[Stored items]

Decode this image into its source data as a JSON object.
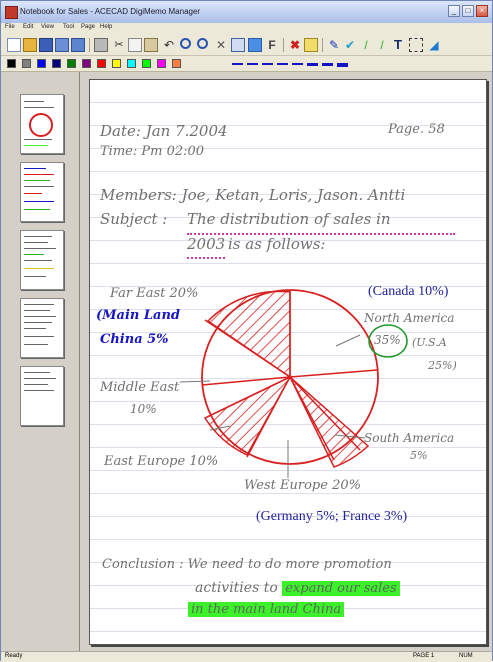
{
  "app": {
    "title": "Notebook for Sales - ACECAD DigiMemo Manager"
  },
  "window_controls": {
    "minimize": "_",
    "maximize": "□",
    "close": "×"
  },
  "menu": [
    {
      "label": "File"
    },
    {
      "label": "Edit"
    },
    {
      "label": "View"
    },
    {
      "label": "Tool"
    },
    {
      "label": "Page"
    },
    {
      "label": "Help"
    }
  ],
  "toolbar": {
    "icons": [
      "new-icon",
      "open-icon",
      "save-icon",
      "import-icon",
      "calendar-icon",
      "print-icon",
      "cut-icon",
      "copy-icon",
      "paste-icon",
      "undo-icon",
      "zoom-in-icon",
      "zoom-out-icon",
      "delete-icon",
      "select-icon",
      "image-icon",
      "font-icon",
      "close-doc-icon",
      "export-icon",
      "pen-icon",
      "highlighter-icon",
      "line-icon",
      "green-pen-icon",
      "text-tool-icon",
      "select-rect-icon",
      "eraser-icon"
    ],
    "text_tool_glyph": "T",
    "font_tool_glyph": "F"
  },
  "colors": {
    "palette": [
      "#000000",
      "#808080",
      "#0000ff",
      "#000080",
      "#008000",
      "#800080",
      "#ff0000",
      "#ffff00",
      "#00ffff",
      "#00ff00",
      "#ff00ff",
      "#ff8040"
    ],
    "accent": "#1515c8",
    "ink_red": "#d82020",
    "ink_blue": "#1616c4",
    "highlight": "#3cf02a"
  },
  "thumbnails": [
    {
      "name": "page-thumb-1",
      "active": false
    },
    {
      "name": "page-thumb-2",
      "active": false
    },
    {
      "name": "page-thumb-3",
      "active": false
    },
    {
      "name": "page-thumb-4",
      "active": false
    },
    {
      "name": "page-thumb-5",
      "active": false
    }
  ],
  "page": {
    "date": "Date: Jan 7.2004",
    "page_no": "Page. 58",
    "time": "Time: Pm 02:00",
    "members": "Members: Joe, Ketan, Loris, Jason. Antti",
    "subject_prefix": "Subject : ",
    "subject_line1": "The distribution of sales in",
    "subject_year": "2003",
    "subject_rest": " is as follows:",
    "far_east": "Far East 20%",
    "main_land_1": "(Main Land",
    "main_land_2": "China 5%",
    "middle_east_1": "Middle East",
    "middle_east_2": "10%",
    "east_europe": "East Europe 10%",
    "west_europe": "West Europe 20%",
    "canada": "(Canada 10%)",
    "north_america": "North America",
    "us_pct": "35%",
    "usa_1": "(U.S.A",
    "usa_2": "25%)",
    "south_america_1": "South America",
    "south_america_2": "5%",
    "germany_france": "(Germany 5%; France 3%)",
    "conclusion_1": "Conclusion : We need to do more promotion",
    "conclusion_2a": "activities to ",
    "conclusion_2b": "expand our sales",
    "conclusion_3": "in the main land China"
  },
  "status": {
    "left": "Ready",
    "page": "PAGE 1",
    "num": "NUM"
  }
}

WHAT TO DO: Except for the pictures, copy the material above exactly.

ANSWER TO THIS PROBLEM:
Decode this image into its source data as a JSON object.
{
  "app": {
    "title": "Notebook for Sales - ACECAD DigiMemo Manager"
  },
  "window_controls": {
    "minimize": "_",
    "maximize": "□",
    "close": "×"
  },
  "menu": [
    {
      "label": "File"
    },
    {
      "label": "Edit"
    },
    {
      "label": "View"
    },
    {
      "label": "Tool"
    },
    {
      "label": "Page"
    },
    {
      "label": "Help"
    }
  ],
  "toolbar": {
    "icons": [
      "new-icon",
      "open-icon",
      "save-icon",
      "import-icon",
      "calendar-icon",
      "print-icon",
      "cut-icon",
      "copy-icon",
      "paste-icon",
      "undo-icon",
      "zoom-in-icon",
      "zoom-out-icon",
      "delete-icon",
      "select-icon",
      "image-icon",
      "font-icon",
      "close-doc-icon",
      "export-icon",
      "pen-icon",
      "highlighter-icon",
      "line-icon",
      "green-pen-icon",
      "text-tool-icon",
      "select-rect-icon",
      "eraser-icon"
    ],
    "text_tool_glyph": "T",
    "font_tool_glyph": "F"
  },
  "colors": {
    "palette": [
      "#000000",
      "#808080",
      "#0000ff",
      "#000080",
      "#008000",
      "#800080",
      "#ff0000",
      "#ffff00",
      "#00ffff",
      "#00ff00",
      "#ff00ff",
      "#ff8040"
    ],
    "accent": "#1515c8",
    "ink_red": "#d82020",
    "ink_blue": "#1616c4",
    "highlight": "#3cf02a"
  },
  "thumbnails": [
    {
      "name": "page-thumb-1",
      "active": false
    },
    {
      "name": "page-thumb-2",
      "active": false
    },
    {
      "name": "page-thumb-3",
      "active": false
    },
    {
      "name": "page-thumb-4",
      "active": false
    },
    {
      "name": "page-thumb-5",
      "active": false
    }
  ],
  "page": {
    "date": "Date: Jan 7.2004",
    "page_no": "Page. 58",
    "time": "Time: Pm 02:00",
    "members": "Members: Joe, Ketan, Loris, Jason. Antti",
    "subject_prefix": "Subject : ",
    "subject_line1": "The distribution of sales in",
    "subject_year": "2003",
    "subject_rest": " is as follows:",
    "far_east": "Far East 20%",
    "main_land_1": "(Main Land",
    "main_land_2": "China 5%",
    "middle_east_1": "Middle East",
    "middle_east_2": "10%",
    "east_europe": "East Europe 10%",
    "west_europe": "West Europe 20%",
    "canada": "(Canada 10%)",
    "north_america": "North America",
    "us_pct": "35%",
    "usa_1": "(U.S.A",
    "usa_2": "25%)",
    "south_america_1": "South America",
    "south_america_2": "5%",
    "germany_france": "(Germany 5%; France 3%)",
    "conclusion_1": "Conclusion : We need to do more promotion",
    "conclusion_2a": "activities to ",
    "conclusion_2b": "expand our sales",
    "conclusion_3": "in the main land China"
  },
  "status": {
    "left": "Ready",
    "page": "PAGE 1",
    "num": "NUM"
  }
}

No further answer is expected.